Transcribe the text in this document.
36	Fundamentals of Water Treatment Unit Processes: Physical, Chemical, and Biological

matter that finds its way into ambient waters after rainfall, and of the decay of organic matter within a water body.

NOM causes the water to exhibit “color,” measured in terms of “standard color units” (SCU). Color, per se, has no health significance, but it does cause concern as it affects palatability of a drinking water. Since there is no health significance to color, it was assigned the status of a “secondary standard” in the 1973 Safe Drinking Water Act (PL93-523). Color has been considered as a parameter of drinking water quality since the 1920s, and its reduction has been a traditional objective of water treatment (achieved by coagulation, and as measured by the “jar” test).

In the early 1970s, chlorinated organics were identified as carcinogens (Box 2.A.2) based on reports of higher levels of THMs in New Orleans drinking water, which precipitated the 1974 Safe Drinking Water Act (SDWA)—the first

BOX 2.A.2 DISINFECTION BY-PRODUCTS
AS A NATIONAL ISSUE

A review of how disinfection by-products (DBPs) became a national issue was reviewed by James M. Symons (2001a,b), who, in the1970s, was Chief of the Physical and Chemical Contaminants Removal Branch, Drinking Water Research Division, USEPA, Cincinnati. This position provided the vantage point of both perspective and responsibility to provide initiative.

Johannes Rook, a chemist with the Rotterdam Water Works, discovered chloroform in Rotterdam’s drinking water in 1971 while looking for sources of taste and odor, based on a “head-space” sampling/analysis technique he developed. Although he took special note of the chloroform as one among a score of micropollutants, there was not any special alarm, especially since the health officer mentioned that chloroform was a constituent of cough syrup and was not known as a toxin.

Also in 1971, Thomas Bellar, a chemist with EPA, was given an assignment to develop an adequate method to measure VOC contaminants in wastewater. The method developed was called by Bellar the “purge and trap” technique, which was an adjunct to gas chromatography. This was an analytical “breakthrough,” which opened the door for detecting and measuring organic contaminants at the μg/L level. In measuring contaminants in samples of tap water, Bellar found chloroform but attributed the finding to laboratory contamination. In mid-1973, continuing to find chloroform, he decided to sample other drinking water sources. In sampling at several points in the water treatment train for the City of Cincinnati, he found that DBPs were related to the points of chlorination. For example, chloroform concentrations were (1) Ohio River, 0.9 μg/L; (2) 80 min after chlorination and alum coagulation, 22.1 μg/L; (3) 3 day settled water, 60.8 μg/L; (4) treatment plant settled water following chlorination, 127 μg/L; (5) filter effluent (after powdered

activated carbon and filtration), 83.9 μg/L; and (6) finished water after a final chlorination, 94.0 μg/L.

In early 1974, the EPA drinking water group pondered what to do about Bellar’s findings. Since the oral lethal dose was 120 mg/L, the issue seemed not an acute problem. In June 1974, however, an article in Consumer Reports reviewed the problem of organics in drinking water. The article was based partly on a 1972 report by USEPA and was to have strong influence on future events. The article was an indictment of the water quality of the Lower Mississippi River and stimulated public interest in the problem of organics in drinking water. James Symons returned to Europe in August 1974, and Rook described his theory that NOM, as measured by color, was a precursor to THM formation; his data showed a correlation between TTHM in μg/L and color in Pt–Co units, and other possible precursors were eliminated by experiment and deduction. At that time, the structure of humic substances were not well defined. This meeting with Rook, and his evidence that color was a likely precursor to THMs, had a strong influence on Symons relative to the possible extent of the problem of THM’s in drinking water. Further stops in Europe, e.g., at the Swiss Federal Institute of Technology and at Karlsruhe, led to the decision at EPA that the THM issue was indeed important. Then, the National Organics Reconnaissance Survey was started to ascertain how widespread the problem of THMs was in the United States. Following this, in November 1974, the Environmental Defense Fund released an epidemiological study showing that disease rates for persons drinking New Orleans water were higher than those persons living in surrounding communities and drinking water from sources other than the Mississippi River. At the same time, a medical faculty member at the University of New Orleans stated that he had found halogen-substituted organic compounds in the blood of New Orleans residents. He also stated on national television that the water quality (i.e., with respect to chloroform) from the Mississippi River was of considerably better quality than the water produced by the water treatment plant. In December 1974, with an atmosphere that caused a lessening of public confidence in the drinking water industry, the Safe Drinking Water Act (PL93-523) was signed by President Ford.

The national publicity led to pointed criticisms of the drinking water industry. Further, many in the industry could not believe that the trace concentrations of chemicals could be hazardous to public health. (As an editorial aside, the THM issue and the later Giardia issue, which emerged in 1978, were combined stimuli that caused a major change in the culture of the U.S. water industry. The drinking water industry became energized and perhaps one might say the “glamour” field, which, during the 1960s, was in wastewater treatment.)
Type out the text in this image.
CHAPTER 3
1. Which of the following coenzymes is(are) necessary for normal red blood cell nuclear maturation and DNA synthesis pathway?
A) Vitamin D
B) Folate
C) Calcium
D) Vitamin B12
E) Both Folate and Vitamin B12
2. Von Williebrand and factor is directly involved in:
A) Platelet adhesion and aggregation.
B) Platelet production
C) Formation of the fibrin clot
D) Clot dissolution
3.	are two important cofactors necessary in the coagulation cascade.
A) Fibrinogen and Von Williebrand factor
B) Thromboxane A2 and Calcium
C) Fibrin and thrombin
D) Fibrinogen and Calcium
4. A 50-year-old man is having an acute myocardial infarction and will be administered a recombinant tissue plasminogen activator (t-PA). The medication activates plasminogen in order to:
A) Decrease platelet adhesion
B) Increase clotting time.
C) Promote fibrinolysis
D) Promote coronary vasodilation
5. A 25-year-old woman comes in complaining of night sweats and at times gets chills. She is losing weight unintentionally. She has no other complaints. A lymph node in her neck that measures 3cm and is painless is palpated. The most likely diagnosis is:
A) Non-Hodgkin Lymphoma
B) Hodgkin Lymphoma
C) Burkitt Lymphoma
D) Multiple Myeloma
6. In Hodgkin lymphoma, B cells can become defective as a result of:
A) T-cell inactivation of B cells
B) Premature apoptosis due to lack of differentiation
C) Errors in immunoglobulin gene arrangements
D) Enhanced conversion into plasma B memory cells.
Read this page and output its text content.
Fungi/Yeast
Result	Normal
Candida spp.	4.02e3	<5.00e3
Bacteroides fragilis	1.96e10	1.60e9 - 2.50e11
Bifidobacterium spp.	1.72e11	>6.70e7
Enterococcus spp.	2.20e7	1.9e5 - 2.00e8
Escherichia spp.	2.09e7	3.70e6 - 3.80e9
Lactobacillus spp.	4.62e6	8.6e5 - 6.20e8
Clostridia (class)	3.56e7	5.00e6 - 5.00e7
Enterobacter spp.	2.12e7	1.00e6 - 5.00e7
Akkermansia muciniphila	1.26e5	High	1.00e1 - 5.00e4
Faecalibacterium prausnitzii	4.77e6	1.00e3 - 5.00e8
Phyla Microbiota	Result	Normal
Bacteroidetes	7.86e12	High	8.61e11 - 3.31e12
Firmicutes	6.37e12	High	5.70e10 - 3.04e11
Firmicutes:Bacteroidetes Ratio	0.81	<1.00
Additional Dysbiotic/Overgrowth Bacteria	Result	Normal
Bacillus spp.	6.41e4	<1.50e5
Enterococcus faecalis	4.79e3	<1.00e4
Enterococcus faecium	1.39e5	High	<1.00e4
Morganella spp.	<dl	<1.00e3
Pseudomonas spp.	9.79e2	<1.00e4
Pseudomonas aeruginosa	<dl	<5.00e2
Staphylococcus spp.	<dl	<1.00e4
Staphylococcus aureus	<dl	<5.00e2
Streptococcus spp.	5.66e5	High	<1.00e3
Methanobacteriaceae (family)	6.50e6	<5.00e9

YOUR INSTRUCTIONS |
Which lines hold the word "adhesion"? Return all of them from the records above.

OUTPUT FOR THIS TASK |
A) Platelet adhesion and aggregation.
A) Decrease platelet adhesion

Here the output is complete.